#### DOCUMENT TEXT:
╔══
Personal testimonials in dealing with endometriosis

Corinne Foxx recollected how she found it to be incredibly difficult to get a confirmed diagnosis. She said she had to spend nearly $18,000 for surgery out of pocket because she had no insurance.

Melissa Boudreau said that many people on the street have never heard about endometriosis. There needs to be a general awareness about this disease and how it impacts everyone and their supporters. She also recollected how she had to suffer from the disease as she could not find any surgeon capable of treating her in Michigan.

Latia noted how women’s health, in general, lacks priority in research and funding. She attributed her 23-year delay in getting an endometriosis diagnosis to a lack of education. Latia felt that if she had known about the disease as an adolescent, she could have identified the symptoms early. She then could have shared them with her friends and family, who also might be suffering from endometriosis.

Diana and Latia said that endometriosis does not just affect the pelvic region but that it can impact vital organs. Latia had lung collapses coinciding with her cycles. After a bit of doing some research online, Latia understood that she had a catamenial pneumothorax. She said that it is not right to have to wait for 23 years to understand about endometriosis and suffer lung collapses. Medical schools should focus more on endometriosis and give adolescents the resources to help identify the disease, she said.
╚══
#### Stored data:
╔══
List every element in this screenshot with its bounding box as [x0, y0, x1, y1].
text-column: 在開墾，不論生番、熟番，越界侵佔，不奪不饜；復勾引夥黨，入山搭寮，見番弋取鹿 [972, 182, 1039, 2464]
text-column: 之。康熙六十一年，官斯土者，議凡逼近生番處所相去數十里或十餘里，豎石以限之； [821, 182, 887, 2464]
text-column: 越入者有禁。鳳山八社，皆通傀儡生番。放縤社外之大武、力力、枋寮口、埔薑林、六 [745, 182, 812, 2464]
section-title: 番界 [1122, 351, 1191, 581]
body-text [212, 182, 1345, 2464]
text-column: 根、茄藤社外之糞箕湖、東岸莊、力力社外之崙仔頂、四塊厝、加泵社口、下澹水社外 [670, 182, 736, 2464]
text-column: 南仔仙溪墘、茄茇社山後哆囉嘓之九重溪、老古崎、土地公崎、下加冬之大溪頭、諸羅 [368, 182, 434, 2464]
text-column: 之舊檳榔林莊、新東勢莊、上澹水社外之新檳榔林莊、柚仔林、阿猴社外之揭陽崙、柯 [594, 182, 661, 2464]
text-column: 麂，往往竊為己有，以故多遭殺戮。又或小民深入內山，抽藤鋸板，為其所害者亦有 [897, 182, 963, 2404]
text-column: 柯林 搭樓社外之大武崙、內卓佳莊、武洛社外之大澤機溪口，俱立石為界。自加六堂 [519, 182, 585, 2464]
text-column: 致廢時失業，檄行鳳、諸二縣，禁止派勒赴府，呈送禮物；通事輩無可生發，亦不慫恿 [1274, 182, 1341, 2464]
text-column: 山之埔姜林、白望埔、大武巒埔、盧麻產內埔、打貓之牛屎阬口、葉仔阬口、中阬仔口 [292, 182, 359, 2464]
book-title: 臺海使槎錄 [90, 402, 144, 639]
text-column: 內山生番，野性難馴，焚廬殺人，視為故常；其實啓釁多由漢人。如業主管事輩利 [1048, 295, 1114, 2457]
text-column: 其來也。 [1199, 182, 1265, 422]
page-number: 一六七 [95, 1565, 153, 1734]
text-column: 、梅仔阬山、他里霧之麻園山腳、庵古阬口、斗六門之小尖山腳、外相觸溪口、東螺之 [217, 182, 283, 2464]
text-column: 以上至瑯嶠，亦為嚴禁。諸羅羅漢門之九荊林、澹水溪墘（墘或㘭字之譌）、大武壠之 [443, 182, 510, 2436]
╚══
#### QUESTIONS:
(1) Answer these questions from the endometriosis testimonials:
(a) About how much did Corinne Foxx pay out of pocket for surgery?
(b) In which state could Melissa Boudreau not find a surgeon able to treat her?
(c) What condition did Latia learn she had after researching online?
(2) Please write what follows in the endometriosis testimonials, starting after their last sentence.
The lines are separate material from the endometriosis testimonials.

#### LIST OF ANSWERS:
(1)
(a) Nearly $18,000.
(b) Michigan.
(c) A catamenial pneumothorax.

(2)
Raising awareness in Congress

Melissa said that she would like Congress to understand how serious the disease is. She implored Congress for funding, awareness, and education so that other women will not have to suffer.

Latia said that she would like Congress to understand that endometriosis could have killed Melissa or herself. The disease also affects fertility, which can place additional financial burdens on women she said. Funding, research, and awareness are absolutely necessary, she added.

Corinne reiterated that she wants Congress to know that endometriosis is not a rare disease and that it affects 1 in 10 women of reproductive age. The number can be potentially more given that many women still do not get a confirmed diagnosis and live with pain throughout their lives. She said she feels that women need to get medical coverage and early education. They deserve to be heard when they walk into the doctor’s office, she said. Congress has the power to do all of these.

Need for endometriosis appropriations in FY23

EndoFound co-founder Padma Lakshmi thanked everyone including members of Congress and their staff for supporting the FY22 appropriations bills that included prioritizing endometriosis research. Padma recollected how she started the journey of EndoFound in 2009 together with Dr. Tamer Seckin. She touched upon how endometriosis can be an extremely debilitating disease for women.

She emphasized how it results in losses of $21 billion in lost revenue, wages, and medical expenses. Much more funding is therefore necessary with the help of institutions like the NIH, DoD, and Veterans Affairs.

Padma finally thanked bipartisan members of the caucus, particularly reps Nikema Williams, Jennifer Gonzalez Colon, and caucus members representative David Scott and Kathleen Weiss for giving their support and urged Congress to increase funding and appropriations for FY23.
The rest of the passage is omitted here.